--- Listed records ---
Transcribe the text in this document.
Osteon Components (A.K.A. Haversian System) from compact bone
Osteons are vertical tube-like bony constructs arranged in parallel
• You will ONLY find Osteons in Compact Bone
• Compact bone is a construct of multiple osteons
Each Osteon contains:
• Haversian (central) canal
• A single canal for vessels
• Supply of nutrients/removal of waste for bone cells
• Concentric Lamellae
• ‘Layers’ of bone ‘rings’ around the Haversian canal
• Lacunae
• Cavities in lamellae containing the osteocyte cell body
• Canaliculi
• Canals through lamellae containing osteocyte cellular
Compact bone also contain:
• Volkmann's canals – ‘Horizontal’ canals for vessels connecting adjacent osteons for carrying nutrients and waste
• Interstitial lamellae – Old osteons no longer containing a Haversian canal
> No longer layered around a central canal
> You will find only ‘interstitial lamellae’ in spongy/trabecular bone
---
What is required: Transcribe, in full, each record that appears above.

Task response:
Transcribe the text in this document.
Osteon Components (A.K.A. Haversian System) from compact bone
Osteons are vertical tube-like bony constructs arranged in parallel
• You will ONLY find Osteons in Compact Bone
• Compact bone is a construct of multiple osteons
Each Osteon contains:
• Haversian (central) canal
• A single canal for vessels
• Supply of nutrients/removal of waste for bone cells
• Concentric Lamellae
• ‘Layers’ of bone ‘rings’ around the Haversian canal
• Lacunae
• Cavities in lamellae containing the osteocyte cell body
• Canaliculi
• Canals through lamellae containing osteocyte cellular
Compact bone also contain:
• Volkmann's canals – ‘Horizontal’ canals for vessels connecting adjacent osteons for carrying nutrients and waste
• Interstitial lamellae – Old osteons no longer containing a Haversian canal
> No longer layered around a central canal
> You will find only ‘interstitial lamellae’ in spongy/trabecular bone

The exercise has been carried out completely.